EXERCISE TASK: Transcribe all of the records word for word, but omit the pictures.

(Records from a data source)
# # # # # # #
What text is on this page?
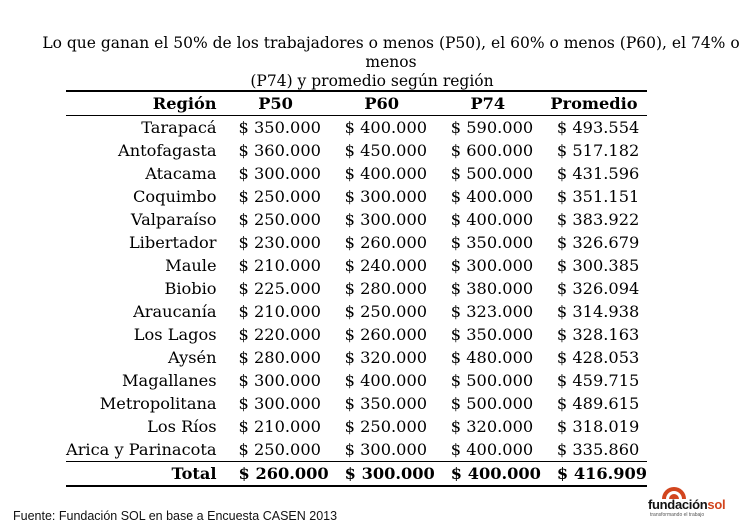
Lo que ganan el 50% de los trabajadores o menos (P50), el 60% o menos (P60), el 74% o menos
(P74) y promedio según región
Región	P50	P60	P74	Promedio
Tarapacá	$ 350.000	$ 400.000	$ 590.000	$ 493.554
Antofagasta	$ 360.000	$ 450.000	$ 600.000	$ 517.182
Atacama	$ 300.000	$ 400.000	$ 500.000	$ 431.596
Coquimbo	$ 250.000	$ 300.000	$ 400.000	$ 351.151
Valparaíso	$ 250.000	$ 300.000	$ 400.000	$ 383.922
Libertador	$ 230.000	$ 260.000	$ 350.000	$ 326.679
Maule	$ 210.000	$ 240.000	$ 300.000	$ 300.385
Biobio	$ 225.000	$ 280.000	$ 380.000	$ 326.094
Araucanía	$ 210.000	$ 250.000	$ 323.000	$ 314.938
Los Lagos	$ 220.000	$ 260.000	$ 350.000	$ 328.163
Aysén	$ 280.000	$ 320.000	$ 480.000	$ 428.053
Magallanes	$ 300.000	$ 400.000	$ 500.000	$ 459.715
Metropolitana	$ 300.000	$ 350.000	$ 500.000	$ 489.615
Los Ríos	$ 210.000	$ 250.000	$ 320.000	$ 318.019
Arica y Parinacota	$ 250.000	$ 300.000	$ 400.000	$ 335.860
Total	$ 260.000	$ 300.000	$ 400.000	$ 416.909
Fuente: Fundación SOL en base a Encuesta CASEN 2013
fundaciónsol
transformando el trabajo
# # # # # # #
RESPONSE TO THE TASK:
What text is on this page?
Lo que ganan el 50% de los trabajadores o menos (P50), el 60% o menos (P60), el 74% o menos
(P74) y promedio según región
Región	P50	P60	P74	Promedio
Tarapacá	$ 350.000	$ 400.000	$ 590.000	$ 493.554
Antofagasta	$ 360.000	$ 450.000	$ 600.000	$ 517.182
Atacama	$ 300.000	$ 400.000	$ 500.000	$ 431.596
Coquimbo	$ 250.000	$ 300.000	$ 400.000	$ 351.151
Valparaíso	$ 250.000	$ 300.000	$ 400.000	$ 383.922
Libertador	$ 230.000	$ 260.000	$ 350.000	$ 326.679
Maule	$ 210.000	$ 240.000	$ 300.000	$ 300.385
Biobio	$ 225.000	$ 280.000	$ 380.000	$ 326.094
Araucanía	$ 210.000	$ 250.000	$ 323.000	$ 314.938
Los Lagos	$ 220.000	$ 260.000	$ 350.000	$ 328.163
Aysén	$ 280.000	$ 320.000	$ 480.000	$ 428.053
Magallanes	$ 300.000	$ 400.000	$ 500.000	$ 459.715
Metropolitana	$ 300.000	$ 350.000	$ 500.000	$ 489.615
Los Ríos	$ 210.000	$ 250.000	$ 320.000	$ 318.019
Arica y Parinacota	$ 250.000	$ 300.000	$ 400.000	$ 335.860
Total	$ 260.000	$ 300.000	$ 400.000	$ 416.909
Fuente: Fundación SOL en base a Encuesta CASEN 2013
fundaciónsol
transformando el trabajo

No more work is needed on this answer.